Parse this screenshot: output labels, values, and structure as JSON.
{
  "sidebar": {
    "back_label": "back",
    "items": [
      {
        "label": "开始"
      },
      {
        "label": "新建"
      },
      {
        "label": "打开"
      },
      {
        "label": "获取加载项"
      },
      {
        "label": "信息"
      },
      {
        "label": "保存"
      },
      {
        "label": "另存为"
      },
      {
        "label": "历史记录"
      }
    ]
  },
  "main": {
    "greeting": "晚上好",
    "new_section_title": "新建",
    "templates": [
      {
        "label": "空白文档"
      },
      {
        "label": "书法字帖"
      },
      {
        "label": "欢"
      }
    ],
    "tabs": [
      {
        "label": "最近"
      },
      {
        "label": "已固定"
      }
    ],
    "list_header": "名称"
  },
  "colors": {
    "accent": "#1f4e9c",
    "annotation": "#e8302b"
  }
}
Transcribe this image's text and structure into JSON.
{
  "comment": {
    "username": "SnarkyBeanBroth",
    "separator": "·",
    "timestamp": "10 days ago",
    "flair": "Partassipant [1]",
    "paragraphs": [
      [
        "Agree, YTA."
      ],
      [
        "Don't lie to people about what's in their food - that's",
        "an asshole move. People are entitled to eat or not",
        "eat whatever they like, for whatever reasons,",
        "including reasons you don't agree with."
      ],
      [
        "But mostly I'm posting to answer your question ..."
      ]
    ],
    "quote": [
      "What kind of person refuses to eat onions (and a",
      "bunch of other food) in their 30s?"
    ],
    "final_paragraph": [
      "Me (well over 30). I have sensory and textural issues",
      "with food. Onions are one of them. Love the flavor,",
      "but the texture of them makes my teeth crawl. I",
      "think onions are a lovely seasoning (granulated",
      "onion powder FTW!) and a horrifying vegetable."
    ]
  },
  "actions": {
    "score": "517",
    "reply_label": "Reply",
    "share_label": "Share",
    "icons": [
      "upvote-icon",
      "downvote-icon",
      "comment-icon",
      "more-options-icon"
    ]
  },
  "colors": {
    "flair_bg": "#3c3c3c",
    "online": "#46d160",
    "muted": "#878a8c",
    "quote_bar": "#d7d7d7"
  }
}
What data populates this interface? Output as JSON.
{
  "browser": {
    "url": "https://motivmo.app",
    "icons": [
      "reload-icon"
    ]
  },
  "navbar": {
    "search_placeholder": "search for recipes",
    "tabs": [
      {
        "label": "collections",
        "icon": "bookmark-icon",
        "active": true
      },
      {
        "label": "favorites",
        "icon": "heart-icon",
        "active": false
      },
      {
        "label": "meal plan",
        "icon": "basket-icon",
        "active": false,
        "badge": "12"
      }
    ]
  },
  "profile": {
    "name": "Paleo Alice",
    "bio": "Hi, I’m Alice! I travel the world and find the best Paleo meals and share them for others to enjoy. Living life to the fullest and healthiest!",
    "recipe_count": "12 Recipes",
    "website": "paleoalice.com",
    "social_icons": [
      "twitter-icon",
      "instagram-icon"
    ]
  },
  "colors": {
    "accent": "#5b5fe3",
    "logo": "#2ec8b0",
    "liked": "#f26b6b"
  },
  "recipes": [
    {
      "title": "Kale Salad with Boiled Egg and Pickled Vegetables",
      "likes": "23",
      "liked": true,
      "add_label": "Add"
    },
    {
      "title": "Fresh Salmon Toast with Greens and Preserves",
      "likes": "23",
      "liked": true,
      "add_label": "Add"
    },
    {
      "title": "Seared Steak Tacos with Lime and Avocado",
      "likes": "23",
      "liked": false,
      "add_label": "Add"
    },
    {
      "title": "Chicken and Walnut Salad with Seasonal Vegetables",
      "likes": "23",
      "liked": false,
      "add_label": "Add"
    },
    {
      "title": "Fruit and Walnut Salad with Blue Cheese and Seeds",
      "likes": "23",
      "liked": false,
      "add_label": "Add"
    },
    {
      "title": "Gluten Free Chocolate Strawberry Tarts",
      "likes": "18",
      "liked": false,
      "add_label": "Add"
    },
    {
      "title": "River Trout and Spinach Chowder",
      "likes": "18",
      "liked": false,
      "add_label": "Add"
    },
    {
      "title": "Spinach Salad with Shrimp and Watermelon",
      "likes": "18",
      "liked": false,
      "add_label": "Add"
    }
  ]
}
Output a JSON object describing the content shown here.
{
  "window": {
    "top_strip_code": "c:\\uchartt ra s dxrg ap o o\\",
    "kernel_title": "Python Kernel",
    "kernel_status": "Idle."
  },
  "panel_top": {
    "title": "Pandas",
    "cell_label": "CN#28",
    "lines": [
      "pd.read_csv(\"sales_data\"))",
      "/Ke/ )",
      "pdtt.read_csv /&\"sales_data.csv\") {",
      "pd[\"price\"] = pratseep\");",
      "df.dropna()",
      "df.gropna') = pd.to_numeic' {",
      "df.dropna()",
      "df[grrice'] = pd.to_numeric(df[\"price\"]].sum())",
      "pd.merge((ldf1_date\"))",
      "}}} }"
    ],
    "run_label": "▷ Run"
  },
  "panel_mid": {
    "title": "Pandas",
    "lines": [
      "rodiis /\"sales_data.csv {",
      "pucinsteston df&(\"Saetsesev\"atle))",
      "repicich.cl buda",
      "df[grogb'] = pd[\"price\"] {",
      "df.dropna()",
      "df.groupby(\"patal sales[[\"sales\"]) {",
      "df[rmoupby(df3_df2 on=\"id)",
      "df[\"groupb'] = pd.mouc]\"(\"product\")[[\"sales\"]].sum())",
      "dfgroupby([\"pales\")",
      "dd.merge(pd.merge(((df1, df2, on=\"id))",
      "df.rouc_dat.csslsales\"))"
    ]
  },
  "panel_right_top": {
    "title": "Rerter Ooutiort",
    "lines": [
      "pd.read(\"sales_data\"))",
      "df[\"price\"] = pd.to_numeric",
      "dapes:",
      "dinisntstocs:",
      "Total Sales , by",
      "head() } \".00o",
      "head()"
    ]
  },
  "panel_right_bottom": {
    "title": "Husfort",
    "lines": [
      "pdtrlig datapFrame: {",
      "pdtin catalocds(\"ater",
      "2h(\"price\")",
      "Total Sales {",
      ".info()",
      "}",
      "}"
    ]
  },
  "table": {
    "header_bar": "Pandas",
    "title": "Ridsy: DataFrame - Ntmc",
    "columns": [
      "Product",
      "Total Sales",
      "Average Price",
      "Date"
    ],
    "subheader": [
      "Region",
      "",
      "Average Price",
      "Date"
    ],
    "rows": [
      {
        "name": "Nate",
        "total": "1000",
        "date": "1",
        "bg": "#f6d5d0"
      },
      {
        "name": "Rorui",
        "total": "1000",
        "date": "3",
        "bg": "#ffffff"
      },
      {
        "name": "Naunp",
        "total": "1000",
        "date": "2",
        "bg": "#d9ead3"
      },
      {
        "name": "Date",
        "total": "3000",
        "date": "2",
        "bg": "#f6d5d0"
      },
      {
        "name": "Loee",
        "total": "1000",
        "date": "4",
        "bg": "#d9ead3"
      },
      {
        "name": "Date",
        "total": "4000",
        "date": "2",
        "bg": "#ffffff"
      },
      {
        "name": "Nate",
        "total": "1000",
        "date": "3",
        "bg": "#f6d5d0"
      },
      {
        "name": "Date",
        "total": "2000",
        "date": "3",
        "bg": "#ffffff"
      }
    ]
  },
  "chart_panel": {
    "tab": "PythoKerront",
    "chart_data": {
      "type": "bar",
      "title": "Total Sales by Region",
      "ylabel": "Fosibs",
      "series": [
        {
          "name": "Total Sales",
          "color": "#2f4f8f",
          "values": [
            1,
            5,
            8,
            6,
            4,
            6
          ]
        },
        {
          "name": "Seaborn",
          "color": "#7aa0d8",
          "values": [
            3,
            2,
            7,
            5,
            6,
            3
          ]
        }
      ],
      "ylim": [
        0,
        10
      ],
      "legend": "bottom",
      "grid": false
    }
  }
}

__________

WHAT TO PRODUCE ▸
Scan the entries above. Copy each line that has the string "Salad".

SOLUTION FOR THIS EXERCISE ▸
      "title": "Kale Salad with Boiled Egg and Pickled Vegetables",
      "title": "Chicken and Walnut Salad with Seasonal Vegetables",
      "title": "Fruit and Walnut Salad with Blue Cheese and Seeds",
      "title": "Spinach Salad with Shrimp and Watermelon",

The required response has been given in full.